── Reading passage ──

Sleepy missed commercial success but he remains the musician's musician.  The record collector's “must have.”  The cognoscente's reference point.  Moreover, Sleepy uniquely never lost his muse to time or commercial considerations.  A muse that Sleepy and his contemporaries used to define today's celebrated American sound. 


 

It is easy to forget the cultural context of 1950s to 70s music.  Everyday and every moment of that era contained a threat of significant social, legal and even violent repercussions for crossing a segregation line that had been enforced for centuries.  That is; until Sleepy LaBeef and his contemporaries found that combining race records with popular music created such enjoyment that people momentarily ignored the barriers.

───

* **Challenge A**
In the records, repeat every line between the one containing "gallery-dot <box>360 292 364 296</box>" and the one containing "promo-badge: Распродажа <box>27", inclusive.

── Given information ──

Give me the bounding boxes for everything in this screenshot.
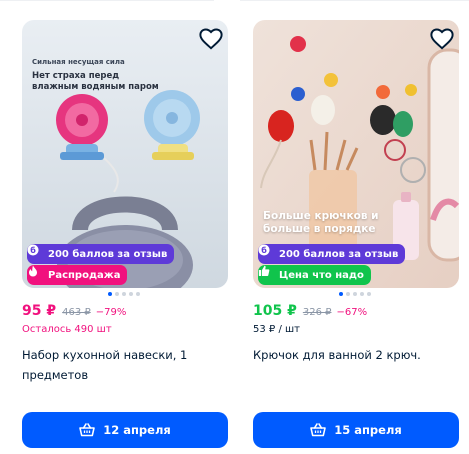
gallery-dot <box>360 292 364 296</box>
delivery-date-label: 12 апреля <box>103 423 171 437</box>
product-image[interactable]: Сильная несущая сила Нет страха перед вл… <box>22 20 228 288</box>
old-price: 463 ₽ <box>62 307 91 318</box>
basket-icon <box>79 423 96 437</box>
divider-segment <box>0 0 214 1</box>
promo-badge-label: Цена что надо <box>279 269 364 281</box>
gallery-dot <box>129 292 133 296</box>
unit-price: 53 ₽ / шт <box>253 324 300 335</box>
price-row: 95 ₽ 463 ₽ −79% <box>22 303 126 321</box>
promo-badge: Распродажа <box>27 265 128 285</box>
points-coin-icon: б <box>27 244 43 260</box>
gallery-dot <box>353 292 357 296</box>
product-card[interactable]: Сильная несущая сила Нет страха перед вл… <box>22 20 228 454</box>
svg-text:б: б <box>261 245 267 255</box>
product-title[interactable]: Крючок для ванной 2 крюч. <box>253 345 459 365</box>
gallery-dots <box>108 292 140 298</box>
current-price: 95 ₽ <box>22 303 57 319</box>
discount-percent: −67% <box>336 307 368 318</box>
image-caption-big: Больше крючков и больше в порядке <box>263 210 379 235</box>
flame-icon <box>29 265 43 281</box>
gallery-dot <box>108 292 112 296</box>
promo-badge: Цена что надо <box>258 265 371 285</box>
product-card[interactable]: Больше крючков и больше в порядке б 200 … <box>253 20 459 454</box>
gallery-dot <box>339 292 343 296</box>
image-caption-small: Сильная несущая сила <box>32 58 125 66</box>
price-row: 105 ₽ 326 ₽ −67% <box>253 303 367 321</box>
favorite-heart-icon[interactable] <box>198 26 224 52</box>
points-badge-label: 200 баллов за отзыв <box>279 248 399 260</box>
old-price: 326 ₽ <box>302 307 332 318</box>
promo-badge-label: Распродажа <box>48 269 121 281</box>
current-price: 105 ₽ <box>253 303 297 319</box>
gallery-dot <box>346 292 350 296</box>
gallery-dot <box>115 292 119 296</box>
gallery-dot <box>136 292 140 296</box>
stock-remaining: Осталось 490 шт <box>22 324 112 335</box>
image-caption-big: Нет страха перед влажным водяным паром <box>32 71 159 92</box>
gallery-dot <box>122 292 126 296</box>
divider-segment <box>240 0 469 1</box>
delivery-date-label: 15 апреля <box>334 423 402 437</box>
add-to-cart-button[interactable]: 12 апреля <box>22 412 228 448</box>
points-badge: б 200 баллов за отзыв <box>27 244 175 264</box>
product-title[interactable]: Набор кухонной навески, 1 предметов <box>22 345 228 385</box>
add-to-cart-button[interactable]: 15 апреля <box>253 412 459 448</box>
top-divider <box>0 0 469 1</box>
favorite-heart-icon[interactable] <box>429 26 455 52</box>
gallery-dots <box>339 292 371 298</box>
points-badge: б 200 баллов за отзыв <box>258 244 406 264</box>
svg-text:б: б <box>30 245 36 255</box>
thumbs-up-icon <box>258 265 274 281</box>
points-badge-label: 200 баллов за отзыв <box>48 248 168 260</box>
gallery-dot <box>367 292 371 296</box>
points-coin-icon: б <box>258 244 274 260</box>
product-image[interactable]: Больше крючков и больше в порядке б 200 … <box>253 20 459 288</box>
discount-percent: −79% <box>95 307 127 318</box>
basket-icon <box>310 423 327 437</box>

───

* **Challenge B**
Write out the part of the passage about Sleepy LaBeef between "Sleepy missed commercial" and "ignored the barriers.", inclusive.

* **Full solution A**
gallery-dot <box>360 292 364 296</box>
delivery-date-label: 12 апреля <box>103 423 171 437</box>
product-image[interactable]: Сильная несущая сила Нет страха перед вл… <box>22 20 228 288</box>
old-price: 463 ₽ <box>62 307 91 318</box>
basket-icon <box>79 423 96 437</box>
divider-segment <box>0 0 214 1</box>
promo-badge-label: Цена что надо <box>279 269 364 281</box>
gallery-dot <box>129 292 133 296</box>
unit-price: 53 ₽ / шт <box>253 324 300 335</box>
price-row: 95 ₽ 463 ₽ −79% <box>22 303 126 321</box>
promo-badge: Распродажа <box>27 265 128 285</box>

* **Full solution B**
Sleepy missed commercial success but he remains the musician's musician.  The record collector's “must have.”  The cognoscente's reference point.  Moreover, Sleepy uniquely never lost his muse to time or commercial considerations.  A muse that Sleepy and his contemporaries used to define today's celebrated American sound. 


 

It is easy to forget the cultural context of 1950s to 70s music.  Everyday and every moment of that era contained a threat of significant social, legal and even violent repercussions for crossing a segregation line that had been enforced for centuries.  That is; until Sleepy LaBeef and his contemporaries found that combining race records with popular music created such enjoyment that people momentarily ignored the barriers.